- _Written exercise_
Collect from the data below each line with "include".
= = = =
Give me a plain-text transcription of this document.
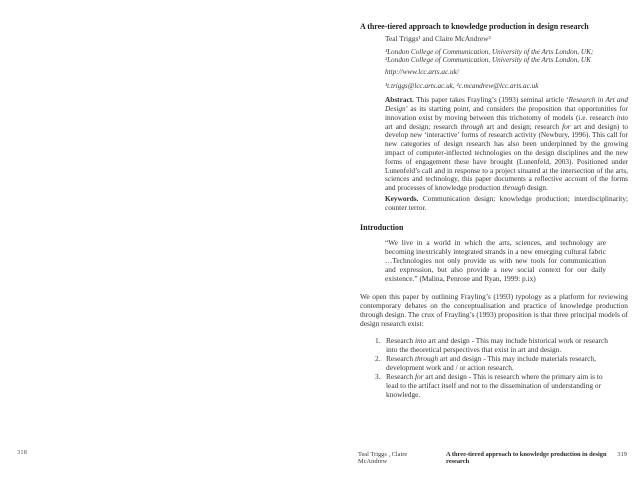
318
A three-tiered approach to knowledge production in design research

Teal Triggs¹ and Claire McAndrew²

¹London College of Communication, University of the Arts London, UK;
²London College of Communication, University of the Arts London, UK

http://www.lcc.arts.ac.uk/

¹t.triggs@lcc.arts.ac.uk, ²c.mcandrew@lcc.arts.ac.uk

Abstract. This paper takes Frayling’s (1993) seminal article ‘Research in Art and Design’ as its starting point, and considers the proposition that opportunities for innovation exist by moving between this trichotomy of models (i.e. research into art and design; research through art and design; research for art and design) to develop new ‘interactive’ forms of research activity (Newbury, 1996). This call for new categories of design research has also been underpinned by the growing impact of computer-inflected technologies on the design disciplines and the new forms of engagement these have brought (Lunenfeld, 2003). Positioned under Lunenfeld’s call and in response to a project situated at the intersection of the arts, sciences and technology, this paper documents a reflective account of the forms and processes of knowledge production through design.

Keywords. Communication design; knowledge production; interdisciplinarity; counter terror.

Introduction

“We live in a world in which the arts, sciences, and technology are becoming inextricably integrated strands in a new emerging cultural fabric …Technologies not only provide us with new tools for communication and expression, but also provide a new social context for our daily existence.” (Malina, Penrose and Ryan, 1999: p.ix)

We open this paper by outlining Frayling’s (1993) typology as a platform for reviewing contemporary debates on the conceptualisation and practice of knowledge production through design. The crux of Frayling’s (1993) proposition is that three principal models of design research exist:

1. Research into art and design - This may include historical work or research into the theoretical perspectives that exist in art and design.
2. Research through art and design - This may include materials research, development work and / or action research.
3. Research for art and design - This is research where the primary aim is to lead to the artifact itself and not to the dissemination of understanding or knowledge.
Teal Triggs , Claire McAndrew
A three-tiered approach to knowledge production in design research
319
= = = =
- _Written solution_
1. Research into art and design - This may include historical work or research into the theoretical perspectives that exist in art and design.
2. Research through art and design - This may include materials research, development work and / or action research.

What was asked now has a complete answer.